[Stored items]
— BEGIN —

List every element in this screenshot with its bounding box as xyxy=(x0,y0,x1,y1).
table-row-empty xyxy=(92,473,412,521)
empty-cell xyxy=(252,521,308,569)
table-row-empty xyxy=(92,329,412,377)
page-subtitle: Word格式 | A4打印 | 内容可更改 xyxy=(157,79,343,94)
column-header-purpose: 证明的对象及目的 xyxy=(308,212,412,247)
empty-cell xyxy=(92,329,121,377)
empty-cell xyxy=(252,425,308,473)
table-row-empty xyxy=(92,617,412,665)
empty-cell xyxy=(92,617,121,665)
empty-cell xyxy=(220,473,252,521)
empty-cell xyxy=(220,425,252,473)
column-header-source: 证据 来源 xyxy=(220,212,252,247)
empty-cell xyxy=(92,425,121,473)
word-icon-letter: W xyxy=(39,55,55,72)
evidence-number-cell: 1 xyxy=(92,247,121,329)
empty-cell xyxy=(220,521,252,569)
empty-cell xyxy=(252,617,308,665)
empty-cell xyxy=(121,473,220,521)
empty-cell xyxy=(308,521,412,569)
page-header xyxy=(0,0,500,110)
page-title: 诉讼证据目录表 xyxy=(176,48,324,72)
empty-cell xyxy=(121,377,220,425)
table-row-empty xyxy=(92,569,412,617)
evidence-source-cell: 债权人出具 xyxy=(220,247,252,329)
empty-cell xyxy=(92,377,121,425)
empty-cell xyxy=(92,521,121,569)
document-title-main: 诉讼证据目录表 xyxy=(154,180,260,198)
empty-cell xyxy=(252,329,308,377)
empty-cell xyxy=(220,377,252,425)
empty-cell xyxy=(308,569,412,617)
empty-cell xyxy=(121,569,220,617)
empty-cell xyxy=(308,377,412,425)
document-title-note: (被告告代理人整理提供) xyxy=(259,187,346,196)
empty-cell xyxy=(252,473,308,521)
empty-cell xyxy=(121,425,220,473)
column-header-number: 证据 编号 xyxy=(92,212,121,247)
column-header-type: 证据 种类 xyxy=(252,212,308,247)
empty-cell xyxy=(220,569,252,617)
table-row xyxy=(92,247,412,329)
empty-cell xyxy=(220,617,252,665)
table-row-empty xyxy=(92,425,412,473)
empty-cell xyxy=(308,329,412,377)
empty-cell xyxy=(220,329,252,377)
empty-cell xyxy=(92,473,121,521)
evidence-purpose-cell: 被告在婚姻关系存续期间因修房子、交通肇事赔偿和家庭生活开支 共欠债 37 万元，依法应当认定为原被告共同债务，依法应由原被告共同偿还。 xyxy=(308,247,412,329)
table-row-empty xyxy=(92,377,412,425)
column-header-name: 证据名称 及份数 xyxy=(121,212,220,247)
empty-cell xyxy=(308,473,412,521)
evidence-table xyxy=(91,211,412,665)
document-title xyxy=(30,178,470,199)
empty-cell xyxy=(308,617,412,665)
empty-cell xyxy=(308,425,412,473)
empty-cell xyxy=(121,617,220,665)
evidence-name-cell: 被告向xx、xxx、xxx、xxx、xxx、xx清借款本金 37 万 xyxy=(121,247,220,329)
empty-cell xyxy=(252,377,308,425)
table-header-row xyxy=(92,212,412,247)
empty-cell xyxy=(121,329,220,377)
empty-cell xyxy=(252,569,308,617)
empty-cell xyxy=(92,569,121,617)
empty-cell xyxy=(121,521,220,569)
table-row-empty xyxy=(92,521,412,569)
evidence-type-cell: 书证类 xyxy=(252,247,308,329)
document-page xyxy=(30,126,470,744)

— END —

What is needed:
Rewrite the stored items above, changing each "table-row-empty" to "table-row-blank" and leaving all other text as it is.

Output below:
List every element in this screenshot with its bounding box as xyxy=(x0,y0,x1,y1).
table-row-blank xyxy=(92,473,412,521)
empty-cell xyxy=(252,521,308,569)
table-row-blank xyxy=(92,329,412,377)
page-subtitle: Word格式 | A4打印 | 内容可更改 xyxy=(157,79,343,94)
column-header-purpose: 证明的对象及目的 xyxy=(308,212,412,247)
empty-cell xyxy=(92,329,121,377)
empty-cell xyxy=(252,425,308,473)
table-row-blank xyxy=(92,617,412,665)
empty-cell xyxy=(92,617,121,665)
empty-cell xyxy=(220,473,252,521)
empty-cell xyxy=(220,425,252,473)
column-header-source: 证据 来源 xyxy=(220,212,252,247)
empty-cell xyxy=(92,425,121,473)
word-icon-letter: W xyxy=(39,55,55,72)
evidence-number-cell: 1 xyxy=(92,247,121,329)
empty-cell xyxy=(220,521,252,569)
empty-cell xyxy=(252,617,308,665)
empty-cell xyxy=(121,473,220,521)
empty-cell xyxy=(308,521,412,569)
page-header xyxy=(0,0,500,110)
page-title: 诉讼证据目录表 xyxy=(176,48,324,72)
empty-cell xyxy=(121,377,220,425)
table-row-blank xyxy=(92,569,412,617)
evidence-source-cell: 债权人出具 xyxy=(220,247,252,329)
empty-cell xyxy=(92,377,121,425)
empty-cell xyxy=(92,521,121,569)
document-title-main: 诉讼证据目录表 xyxy=(154,180,260,198)
empty-cell xyxy=(252,329,308,377)
empty-cell xyxy=(220,377,252,425)
empty-cell xyxy=(308,569,412,617)
empty-cell xyxy=(121,569,220,617)
empty-cell xyxy=(308,377,412,425)
document-title-note: (被告告代理人整理提供) xyxy=(259,187,346,196)
empty-cell xyxy=(252,473,308,521)
empty-cell xyxy=(121,425,220,473)
column-header-number: 证据 编号 xyxy=(92,212,121,247)
column-header-type: 证据 种类 xyxy=(252,212,308,247)
empty-cell xyxy=(220,569,252,617)
table-row xyxy=(92,247,412,329)
empty-cell xyxy=(220,617,252,665)
table-row-blank xyxy=(92,425,412,473)
empty-cell xyxy=(308,329,412,377)
empty-cell xyxy=(220,329,252,377)
empty-cell xyxy=(92,473,121,521)
evidence-purpose-cell: 被告在婚姻关系存续期间因修房子、交通肇事赔偿和家庭生活开支 共欠债 37 万元，依法应当认定为原被告共同债务，依法应由原被告共同偿还。 xyxy=(308,247,412,329)
table-row-blank xyxy=(92,377,412,425)
column-header-name: 证据名称 及份数 xyxy=(121,212,220,247)
empty-cell xyxy=(308,473,412,521)
evidence-table xyxy=(91,211,412,665)
document-title xyxy=(30,178,470,199)
empty-cell xyxy=(308,617,412,665)
empty-cell xyxy=(308,425,412,473)
empty-cell xyxy=(121,617,220,665)
evidence-name-cell: 被告向xx、xxx、xxx、xxx、xxx、xx清借款本金 37 万 xyxy=(121,247,220,329)
empty-cell xyxy=(252,377,308,425)
table-header-row xyxy=(92,212,412,247)
empty-cell xyxy=(121,329,220,377)
empty-cell xyxy=(252,569,308,617)
empty-cell xyxy=(92,569,121,617)
empty-cell xyxy=(121,521,220,569)
table-row-blank xyxy=(92,521,412,569)
evidence-type-cell: 书证类 xyxy=(252,247,308,329)
document-page xyxy=(30,126,470,744)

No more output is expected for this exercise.